▸ SET TASK
Scan the listing below. Report each line that includes "this".

Stored records:
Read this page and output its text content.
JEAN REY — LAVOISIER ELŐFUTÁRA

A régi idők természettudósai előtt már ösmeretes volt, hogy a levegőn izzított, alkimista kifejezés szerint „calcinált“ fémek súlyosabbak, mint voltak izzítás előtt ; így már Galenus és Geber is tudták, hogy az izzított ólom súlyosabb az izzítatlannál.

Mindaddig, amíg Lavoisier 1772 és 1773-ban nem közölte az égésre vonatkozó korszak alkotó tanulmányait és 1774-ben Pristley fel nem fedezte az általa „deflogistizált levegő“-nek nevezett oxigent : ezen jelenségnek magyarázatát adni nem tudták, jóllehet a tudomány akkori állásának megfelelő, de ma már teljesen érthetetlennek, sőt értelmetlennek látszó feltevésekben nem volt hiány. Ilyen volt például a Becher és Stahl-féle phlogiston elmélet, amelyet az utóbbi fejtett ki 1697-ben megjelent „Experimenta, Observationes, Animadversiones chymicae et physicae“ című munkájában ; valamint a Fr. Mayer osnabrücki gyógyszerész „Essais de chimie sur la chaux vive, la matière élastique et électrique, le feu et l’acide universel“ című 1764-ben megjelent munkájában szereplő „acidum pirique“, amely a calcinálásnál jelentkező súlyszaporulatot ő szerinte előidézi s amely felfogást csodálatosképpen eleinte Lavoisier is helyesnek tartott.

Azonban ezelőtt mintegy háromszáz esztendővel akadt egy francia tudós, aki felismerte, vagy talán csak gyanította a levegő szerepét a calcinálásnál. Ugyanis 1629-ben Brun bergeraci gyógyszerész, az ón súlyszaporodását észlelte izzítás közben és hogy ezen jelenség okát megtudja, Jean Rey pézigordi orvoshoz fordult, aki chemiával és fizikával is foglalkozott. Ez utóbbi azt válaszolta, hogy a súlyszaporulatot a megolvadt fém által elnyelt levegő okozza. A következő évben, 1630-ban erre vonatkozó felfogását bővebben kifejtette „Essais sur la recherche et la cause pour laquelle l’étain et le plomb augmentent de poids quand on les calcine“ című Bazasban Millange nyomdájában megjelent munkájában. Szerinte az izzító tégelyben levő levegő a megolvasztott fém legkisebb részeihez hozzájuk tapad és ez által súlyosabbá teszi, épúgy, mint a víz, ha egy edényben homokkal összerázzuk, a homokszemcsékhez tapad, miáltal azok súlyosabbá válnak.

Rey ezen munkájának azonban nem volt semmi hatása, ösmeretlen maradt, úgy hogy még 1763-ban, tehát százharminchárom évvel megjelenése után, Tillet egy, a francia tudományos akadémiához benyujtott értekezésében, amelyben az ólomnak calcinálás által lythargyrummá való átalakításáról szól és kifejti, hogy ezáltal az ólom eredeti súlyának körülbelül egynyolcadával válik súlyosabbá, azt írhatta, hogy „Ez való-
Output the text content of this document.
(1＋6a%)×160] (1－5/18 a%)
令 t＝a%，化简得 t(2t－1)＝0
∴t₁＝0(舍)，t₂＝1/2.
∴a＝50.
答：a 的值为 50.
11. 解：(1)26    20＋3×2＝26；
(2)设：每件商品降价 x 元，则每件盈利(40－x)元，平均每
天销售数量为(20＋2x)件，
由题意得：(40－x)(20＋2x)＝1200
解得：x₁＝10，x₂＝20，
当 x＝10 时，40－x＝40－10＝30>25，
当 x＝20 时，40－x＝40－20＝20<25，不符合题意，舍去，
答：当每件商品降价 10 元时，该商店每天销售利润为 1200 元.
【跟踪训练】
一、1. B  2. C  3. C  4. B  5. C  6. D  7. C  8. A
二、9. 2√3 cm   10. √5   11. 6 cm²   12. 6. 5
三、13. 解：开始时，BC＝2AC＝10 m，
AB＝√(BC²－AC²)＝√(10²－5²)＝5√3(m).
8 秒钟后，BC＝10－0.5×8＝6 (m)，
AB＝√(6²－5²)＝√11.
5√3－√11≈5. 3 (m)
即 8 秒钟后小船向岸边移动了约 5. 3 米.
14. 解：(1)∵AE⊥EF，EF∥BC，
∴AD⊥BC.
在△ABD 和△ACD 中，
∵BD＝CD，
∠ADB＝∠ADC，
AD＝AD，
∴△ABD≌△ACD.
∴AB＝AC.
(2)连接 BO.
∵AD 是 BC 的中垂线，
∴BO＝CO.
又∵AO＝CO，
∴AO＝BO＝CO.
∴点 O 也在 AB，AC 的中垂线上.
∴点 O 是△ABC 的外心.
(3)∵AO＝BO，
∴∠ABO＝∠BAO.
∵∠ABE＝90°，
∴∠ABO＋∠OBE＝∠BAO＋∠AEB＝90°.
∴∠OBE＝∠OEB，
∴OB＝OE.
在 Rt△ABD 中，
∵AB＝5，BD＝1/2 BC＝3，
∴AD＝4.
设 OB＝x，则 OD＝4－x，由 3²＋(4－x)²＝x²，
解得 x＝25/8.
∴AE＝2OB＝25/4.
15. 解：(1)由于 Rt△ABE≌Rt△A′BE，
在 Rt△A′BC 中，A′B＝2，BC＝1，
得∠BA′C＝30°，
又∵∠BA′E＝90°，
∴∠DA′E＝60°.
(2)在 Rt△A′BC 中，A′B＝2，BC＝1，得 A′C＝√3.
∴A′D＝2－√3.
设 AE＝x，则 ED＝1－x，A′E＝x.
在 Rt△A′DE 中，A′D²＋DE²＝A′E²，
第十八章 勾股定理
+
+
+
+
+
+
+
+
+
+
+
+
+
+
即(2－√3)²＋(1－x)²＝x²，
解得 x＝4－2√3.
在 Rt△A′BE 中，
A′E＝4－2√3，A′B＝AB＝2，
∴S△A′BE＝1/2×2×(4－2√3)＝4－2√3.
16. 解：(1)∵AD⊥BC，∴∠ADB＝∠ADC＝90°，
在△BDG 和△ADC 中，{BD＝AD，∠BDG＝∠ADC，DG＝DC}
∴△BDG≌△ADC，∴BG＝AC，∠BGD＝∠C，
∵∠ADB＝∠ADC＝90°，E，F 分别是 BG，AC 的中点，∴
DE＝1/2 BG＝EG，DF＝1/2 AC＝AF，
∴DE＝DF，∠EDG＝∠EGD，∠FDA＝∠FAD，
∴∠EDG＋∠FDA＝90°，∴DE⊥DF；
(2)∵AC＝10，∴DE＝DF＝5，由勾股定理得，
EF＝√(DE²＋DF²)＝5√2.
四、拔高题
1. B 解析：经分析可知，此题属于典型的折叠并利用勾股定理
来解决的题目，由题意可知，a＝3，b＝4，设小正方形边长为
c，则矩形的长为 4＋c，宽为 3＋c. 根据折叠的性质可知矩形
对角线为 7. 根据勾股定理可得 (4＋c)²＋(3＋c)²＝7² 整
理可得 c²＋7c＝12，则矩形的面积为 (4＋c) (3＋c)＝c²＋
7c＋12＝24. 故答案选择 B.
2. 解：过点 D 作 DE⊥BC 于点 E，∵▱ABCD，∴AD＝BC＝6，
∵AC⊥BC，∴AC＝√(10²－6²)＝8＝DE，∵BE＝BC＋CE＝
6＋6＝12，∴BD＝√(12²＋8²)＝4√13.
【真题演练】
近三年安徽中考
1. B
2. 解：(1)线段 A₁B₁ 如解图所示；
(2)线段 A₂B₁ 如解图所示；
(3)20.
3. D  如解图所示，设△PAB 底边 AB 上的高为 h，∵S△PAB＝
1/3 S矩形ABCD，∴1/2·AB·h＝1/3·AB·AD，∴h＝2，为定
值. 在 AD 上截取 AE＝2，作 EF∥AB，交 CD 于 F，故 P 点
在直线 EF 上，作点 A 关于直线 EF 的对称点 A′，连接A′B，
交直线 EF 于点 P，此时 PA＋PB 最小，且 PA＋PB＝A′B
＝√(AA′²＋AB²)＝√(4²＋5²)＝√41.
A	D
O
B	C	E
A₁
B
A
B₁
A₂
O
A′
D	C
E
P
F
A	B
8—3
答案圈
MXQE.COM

▸ EXERCISE RESULT
Read this page and output its text content.
Output the text content of this document.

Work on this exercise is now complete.